WHAT THE EXERCISE ASKS:
The records below need retyping in full; give them again exactly.
===== INPUT RECORDS
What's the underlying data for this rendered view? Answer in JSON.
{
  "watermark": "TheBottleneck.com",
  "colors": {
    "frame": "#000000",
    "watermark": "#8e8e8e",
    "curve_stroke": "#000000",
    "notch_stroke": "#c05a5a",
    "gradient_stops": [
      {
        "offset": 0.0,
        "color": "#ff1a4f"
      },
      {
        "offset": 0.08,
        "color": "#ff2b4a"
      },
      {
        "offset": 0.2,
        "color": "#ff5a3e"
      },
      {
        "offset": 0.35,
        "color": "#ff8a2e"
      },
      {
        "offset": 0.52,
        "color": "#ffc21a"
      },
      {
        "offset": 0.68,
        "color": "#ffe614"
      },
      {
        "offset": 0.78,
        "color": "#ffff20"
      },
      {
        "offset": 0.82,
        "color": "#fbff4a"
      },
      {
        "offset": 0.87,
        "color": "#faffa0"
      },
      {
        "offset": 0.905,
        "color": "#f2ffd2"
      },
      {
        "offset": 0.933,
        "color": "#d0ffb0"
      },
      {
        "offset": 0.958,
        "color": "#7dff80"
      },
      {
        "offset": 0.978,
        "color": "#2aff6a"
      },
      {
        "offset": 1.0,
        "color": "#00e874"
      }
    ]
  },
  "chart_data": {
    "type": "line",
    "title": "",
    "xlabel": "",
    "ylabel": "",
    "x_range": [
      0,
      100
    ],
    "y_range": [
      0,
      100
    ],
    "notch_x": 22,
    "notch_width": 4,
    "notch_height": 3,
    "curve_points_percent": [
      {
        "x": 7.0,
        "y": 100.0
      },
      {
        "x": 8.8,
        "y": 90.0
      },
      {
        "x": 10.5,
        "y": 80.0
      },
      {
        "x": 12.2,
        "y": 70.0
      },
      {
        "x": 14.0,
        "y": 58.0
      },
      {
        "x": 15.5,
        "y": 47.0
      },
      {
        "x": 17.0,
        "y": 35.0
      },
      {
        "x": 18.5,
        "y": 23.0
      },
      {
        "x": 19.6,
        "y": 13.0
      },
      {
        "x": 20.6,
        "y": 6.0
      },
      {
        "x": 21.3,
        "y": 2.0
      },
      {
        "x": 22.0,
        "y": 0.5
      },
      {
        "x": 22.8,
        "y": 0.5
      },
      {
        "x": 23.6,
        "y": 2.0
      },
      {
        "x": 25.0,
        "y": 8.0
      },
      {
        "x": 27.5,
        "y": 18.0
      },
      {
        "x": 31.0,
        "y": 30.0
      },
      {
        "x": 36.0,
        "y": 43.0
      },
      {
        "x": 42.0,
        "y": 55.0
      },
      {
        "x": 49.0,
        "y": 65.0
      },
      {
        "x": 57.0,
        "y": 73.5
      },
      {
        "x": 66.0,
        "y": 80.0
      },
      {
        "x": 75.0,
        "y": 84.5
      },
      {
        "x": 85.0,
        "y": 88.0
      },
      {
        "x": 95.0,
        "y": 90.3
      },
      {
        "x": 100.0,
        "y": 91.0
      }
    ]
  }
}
==========
COMPLETE ANSWER:
What's the underlying data for this rendered view? Answer in JSON.
{
  "watermark": "TheBottleneck.com",
  "colors": {
    "frame": "#000000",
    "watermark": "#8e8e8e",
    "curve_stroke": "#000000",
    "notch_stroke": "#c05a5a",
    "gradient_stops": [
      {
        "offset": 0.0,
        "color": "#ff1a4f"
      },
      {
        "offset": 0.08,
        "color": "#ff2b4a"
      },
      {
        "offset": 0.2,
        "color": "#ff5a3e"
      },
      {
        "offset": 0.35,
        "color": "#ff8a2e"
      },
      {
        "offset": 0.52,
        "color": "#ffc21a"
      },
      {
        "offset": 0.68,
        "color": "#ffe614"
      },
      {
        "offset": 0.78,
        "color": "#ffff20"
      },
      {
        "offset": 0.82,
        "color": "#fbff4a"
      },
      {
        "offset": 0.87,
        "color": "#faffa0"
      },
      {
        "offset": 0.905,
        "color": "#f2ffd2"
      },
      {
        "offset": 0.933,
        "color": "#d0ffb0"
      },
      {
        "offset": 0.958,
        "color": "#7dff80"
      },
      {
        "offset": 0.978,
        "color": "#2aff6a"
      },
      {
        "offset": 1.0,
        "color": "#00e874"
      }
    ]
  },
  "chart_data": {
    "type": "line",
    "title": "",
    "xlabel": "",
    "ylabel": "",
    "x_range": [
      0,
      100
    ],
    "y_range": [
      0,
      100
    ],
    "notch_x": 22,
    "notch_width": 4,
    "notch_height": 3,
    "curve_points_percent": [
      {
        "x": 7.0,
        "y": 100.0
      },
      {
        "x": 8.8,
        "y": 90.0
      },
      {
        "x": 10.5,
        "y": 80.0
      },
      {
        "x": 12.2,
        "y": 70.0
      },
      {
        "x": 14.0,
        "y": 58.0
      },
      {
        "x": 15.5,
        "y": 47.0
      },
      {
        "x": 17.0,
        "y": 35.0
      },
      {
        "x": 18.5,
        "y": 23.0
      },
      {
        "x": 19.6,
        "y": 13.0
      },
      {
        "x": 20.6,
        "y": 6.0
      },
      {
        "x": 21.3,
        "y": 2.0
      },
      {
        "x": 22.0,
        "y": 0.5
      },
      {
        "x": 22.8,
        "y": 0.5
      },
      {
        "x": 23.6,
        "y": 2.0
      },
      {
        "x": 25.0,
        "y": 8.0
      },
      {
        "x": 27.5,
        "y": 18.0
      },
      {
        "x": 31.0,
        "y": 30.0
      },
      {
        "x": 36.0,
        "y": 43.0
      },
      {
        "x": 42.0,
        "y": 55.0
      },
      {
        "x": 49.0,
        "y": 65.0
      },
      {
        "x": 57.0,
        "y": 73.5
      },
      {
        "x": 66.0,
        "y": 80.0
      },
      {
        "x": 75.0,
        "y": 84.5
      },
      {
        "x": 85.0,
        "y": 88.0
      },
      {
        "x": 95.0,
        "y": 90.3
      },
      {
        "x": 100.0,
        "y": 91.0
      }
    ]
  }
}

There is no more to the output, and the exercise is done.